Roberto Gonzalez (born 1955) is a Chicano artist, curator, and musician. He was a member of the San Antonio-based Con Safo art group in the mid-1970s. As an artist, he has exhibited locally, nationally, and internationally. Gonzalez worked primarily as an abstract artist from the 1970s until the early 2000s, after which time he emphasized pre-Columbian imagery in an effort to engage with his ancestors. He has also worked as a performance artist since 1974. Gonzalez has curated numerous exhibitions, notably at the Carver Cultural Center in San Antonio, where he served as the Fine Arts Administrator (1984-1995). Gonzalez is also a percussion musician who specializes in Pre-Hispanic and African Diaspora music. He has  trained with several African Diaspora music masters and has been active in several musical groups.

■ **WHAT TO WORK ON**
[A] Decide whether each statement agrees with the Roberto Gonzalez biography, answering yes or no and quoting the deciding words: (i) He belonged to the Con Safo art group in the mid-1970s. (ii) He has worked as a performance artist since 1984. (iii) He was the Fine Arts Administrator at the Carver Cultural Center.
[B] Carry the Roberto Gonzalez biography forward, starting right after its last sentence.

[Element location listings]
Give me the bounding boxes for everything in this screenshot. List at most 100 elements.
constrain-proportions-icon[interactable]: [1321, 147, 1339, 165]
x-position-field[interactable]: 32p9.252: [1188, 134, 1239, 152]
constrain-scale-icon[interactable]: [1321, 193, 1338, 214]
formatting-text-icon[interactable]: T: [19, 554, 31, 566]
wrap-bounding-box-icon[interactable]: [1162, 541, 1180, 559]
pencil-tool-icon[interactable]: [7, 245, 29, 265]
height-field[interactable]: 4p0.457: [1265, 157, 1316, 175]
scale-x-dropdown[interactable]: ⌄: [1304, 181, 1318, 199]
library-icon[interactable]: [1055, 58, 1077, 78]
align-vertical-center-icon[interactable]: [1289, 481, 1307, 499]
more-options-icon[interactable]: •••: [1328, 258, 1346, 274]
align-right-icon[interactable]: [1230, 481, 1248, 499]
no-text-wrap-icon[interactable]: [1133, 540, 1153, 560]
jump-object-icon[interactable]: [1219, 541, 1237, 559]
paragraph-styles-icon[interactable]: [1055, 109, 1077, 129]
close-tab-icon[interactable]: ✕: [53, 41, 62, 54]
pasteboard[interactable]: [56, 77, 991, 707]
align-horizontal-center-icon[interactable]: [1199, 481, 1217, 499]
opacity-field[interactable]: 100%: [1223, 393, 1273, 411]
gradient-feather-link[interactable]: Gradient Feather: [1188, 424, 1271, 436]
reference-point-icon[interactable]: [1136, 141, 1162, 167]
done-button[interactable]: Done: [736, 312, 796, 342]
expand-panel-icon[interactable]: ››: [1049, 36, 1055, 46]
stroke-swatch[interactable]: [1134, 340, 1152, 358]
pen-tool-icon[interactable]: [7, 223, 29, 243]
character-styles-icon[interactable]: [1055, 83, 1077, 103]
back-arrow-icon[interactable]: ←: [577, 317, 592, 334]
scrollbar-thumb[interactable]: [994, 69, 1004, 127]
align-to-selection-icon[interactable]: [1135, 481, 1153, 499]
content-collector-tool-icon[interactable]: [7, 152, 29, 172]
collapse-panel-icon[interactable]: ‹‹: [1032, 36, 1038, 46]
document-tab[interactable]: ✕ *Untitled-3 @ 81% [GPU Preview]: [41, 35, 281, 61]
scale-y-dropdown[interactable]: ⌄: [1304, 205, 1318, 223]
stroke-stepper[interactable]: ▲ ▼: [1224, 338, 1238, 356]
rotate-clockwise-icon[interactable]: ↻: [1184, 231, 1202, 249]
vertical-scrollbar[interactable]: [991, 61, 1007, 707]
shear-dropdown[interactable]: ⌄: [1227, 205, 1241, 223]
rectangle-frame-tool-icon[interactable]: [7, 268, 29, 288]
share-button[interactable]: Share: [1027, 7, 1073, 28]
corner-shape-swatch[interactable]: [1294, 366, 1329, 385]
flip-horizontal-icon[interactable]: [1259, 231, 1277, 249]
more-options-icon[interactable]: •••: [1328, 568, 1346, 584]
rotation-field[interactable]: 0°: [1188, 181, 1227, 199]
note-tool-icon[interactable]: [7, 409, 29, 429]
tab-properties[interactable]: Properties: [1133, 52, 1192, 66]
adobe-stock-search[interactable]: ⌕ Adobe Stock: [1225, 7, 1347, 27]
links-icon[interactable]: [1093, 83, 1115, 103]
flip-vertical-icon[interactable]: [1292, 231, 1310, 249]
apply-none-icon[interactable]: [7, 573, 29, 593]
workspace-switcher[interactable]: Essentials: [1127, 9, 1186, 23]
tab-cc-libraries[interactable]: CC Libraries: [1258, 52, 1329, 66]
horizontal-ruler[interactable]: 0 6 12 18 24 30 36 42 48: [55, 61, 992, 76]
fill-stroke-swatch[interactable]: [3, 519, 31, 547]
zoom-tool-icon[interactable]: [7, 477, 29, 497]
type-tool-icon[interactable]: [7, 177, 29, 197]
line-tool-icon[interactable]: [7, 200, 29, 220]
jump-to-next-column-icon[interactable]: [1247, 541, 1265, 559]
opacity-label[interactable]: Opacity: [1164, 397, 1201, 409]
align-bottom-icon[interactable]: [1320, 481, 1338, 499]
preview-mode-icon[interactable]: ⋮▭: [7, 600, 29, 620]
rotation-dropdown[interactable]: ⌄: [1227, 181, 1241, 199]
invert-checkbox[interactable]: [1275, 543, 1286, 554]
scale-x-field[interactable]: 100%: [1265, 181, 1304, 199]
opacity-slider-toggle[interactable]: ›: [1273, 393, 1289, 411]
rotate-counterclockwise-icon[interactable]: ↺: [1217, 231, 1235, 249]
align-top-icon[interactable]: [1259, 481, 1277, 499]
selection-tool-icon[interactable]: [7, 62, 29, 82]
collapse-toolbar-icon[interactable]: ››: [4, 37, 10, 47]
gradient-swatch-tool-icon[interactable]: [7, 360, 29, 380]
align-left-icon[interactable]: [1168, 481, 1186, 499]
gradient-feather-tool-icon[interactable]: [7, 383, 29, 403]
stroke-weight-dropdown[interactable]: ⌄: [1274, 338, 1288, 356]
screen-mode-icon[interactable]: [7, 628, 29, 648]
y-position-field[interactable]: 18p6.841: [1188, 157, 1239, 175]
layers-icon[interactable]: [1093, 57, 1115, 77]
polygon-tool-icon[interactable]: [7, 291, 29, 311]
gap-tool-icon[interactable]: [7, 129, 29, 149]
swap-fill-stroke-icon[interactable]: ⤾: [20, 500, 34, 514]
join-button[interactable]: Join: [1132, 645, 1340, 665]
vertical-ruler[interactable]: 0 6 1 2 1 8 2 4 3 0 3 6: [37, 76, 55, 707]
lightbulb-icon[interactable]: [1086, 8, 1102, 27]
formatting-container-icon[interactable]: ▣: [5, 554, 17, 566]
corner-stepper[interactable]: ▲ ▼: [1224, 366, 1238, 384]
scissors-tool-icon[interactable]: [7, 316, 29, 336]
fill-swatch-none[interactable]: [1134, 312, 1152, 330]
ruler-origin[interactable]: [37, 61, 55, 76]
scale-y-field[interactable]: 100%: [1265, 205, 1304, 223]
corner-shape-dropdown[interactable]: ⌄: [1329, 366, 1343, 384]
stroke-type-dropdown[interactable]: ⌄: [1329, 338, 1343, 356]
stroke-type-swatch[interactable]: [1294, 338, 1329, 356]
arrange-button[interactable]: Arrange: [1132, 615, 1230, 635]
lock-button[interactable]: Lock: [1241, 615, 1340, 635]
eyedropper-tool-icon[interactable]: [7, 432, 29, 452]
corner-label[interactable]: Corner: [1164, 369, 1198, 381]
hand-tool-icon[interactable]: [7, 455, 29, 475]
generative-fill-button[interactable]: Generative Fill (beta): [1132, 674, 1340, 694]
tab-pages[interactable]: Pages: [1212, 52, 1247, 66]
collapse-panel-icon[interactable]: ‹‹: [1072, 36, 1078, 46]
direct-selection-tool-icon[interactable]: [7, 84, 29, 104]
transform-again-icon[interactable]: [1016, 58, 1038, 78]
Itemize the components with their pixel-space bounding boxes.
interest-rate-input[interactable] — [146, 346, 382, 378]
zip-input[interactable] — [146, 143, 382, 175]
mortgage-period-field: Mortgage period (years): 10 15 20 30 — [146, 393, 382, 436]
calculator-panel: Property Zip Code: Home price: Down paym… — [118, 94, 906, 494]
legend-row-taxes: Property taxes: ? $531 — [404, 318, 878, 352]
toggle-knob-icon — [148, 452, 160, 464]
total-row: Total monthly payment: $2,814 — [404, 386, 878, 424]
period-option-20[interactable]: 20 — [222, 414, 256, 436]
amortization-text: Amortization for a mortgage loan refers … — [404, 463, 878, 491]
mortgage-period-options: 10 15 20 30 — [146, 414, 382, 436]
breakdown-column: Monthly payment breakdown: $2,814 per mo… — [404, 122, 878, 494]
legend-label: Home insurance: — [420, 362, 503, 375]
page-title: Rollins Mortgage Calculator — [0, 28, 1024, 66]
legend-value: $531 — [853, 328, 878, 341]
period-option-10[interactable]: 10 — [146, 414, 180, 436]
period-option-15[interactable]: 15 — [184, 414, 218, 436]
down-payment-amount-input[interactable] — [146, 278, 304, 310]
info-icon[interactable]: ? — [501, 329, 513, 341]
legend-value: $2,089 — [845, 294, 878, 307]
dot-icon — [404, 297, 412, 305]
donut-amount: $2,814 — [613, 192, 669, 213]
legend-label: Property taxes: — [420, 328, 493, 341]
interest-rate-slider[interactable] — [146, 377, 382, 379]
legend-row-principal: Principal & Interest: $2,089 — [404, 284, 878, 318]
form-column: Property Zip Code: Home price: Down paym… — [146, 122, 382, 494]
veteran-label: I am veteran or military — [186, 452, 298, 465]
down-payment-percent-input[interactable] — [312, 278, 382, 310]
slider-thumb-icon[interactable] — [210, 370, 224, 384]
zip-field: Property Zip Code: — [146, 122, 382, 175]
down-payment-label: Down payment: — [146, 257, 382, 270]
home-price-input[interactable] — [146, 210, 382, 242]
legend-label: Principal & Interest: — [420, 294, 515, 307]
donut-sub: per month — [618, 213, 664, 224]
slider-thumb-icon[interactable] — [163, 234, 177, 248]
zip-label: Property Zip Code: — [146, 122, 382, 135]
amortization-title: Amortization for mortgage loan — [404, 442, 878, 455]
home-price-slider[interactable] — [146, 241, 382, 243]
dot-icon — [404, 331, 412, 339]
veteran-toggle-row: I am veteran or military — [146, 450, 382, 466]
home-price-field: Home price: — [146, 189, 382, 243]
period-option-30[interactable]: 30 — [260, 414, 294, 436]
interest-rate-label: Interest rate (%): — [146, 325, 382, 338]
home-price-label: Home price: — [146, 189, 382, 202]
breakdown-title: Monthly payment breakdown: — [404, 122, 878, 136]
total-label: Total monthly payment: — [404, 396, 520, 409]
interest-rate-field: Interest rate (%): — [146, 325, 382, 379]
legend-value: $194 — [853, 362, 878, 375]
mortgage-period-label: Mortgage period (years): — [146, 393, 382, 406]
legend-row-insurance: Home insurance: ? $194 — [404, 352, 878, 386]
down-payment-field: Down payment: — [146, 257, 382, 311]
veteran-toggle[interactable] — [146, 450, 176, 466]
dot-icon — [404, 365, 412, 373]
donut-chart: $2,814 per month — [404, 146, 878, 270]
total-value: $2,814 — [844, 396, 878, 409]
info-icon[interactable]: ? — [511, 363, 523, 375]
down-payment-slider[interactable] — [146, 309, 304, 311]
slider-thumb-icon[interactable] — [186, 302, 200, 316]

■ **RESPONSES TO THE EXERCISE**
[A]
(i) Yes: "He was a member of the San Antonio-based Con Safo art group in the mid-1970s."
(ii) No: "He has also worked as a performance artist since 1974."
(iii) Yes: "notably at the Carver Cultural Center in San Antonio, where he served as the Fine Arts Administrator (1984-1995)"

[B]
Biography 
Born in Laredo, Texas to parents from Coahuila, Mexico, Gonzalez moved to San Antonio at the age of eleven. After returning to Laredo, he graduated in 1971 from St. Joseph’s Academy. Gonzalez moved to San Antonio, where Mel Casas, his professor at San Antonio College (SAC),  invited him to join the Con Safo group. Gonzalez received a B.A. in painting from Trinity University in San Antonio in 1978. In 1980, he earned  a B.B.A. from the University of the Incarnate Word. Gonzalez curated over 200 exhibitions at the Carver Cultural Center in San Antonio.

Exhibitions

The Con Safo group period 
Gonzalez joined the Con Safo art group by April, 1974, and he was active in the group until it came to an end in 1976. In San Antonio, he participated in Con Safo exhibitions at: Assumption Seminary (1974), Saint Mary’s University (1975), the Institute of Texan Cultures (1975). He was also part of the following Con Safo exhibitions outside of San Antonio: North Texas State, Denton (1974), the University of Oklahoma, Norman (1974), Crystal City High School (1975), College of the Mainland, Texas City (1975).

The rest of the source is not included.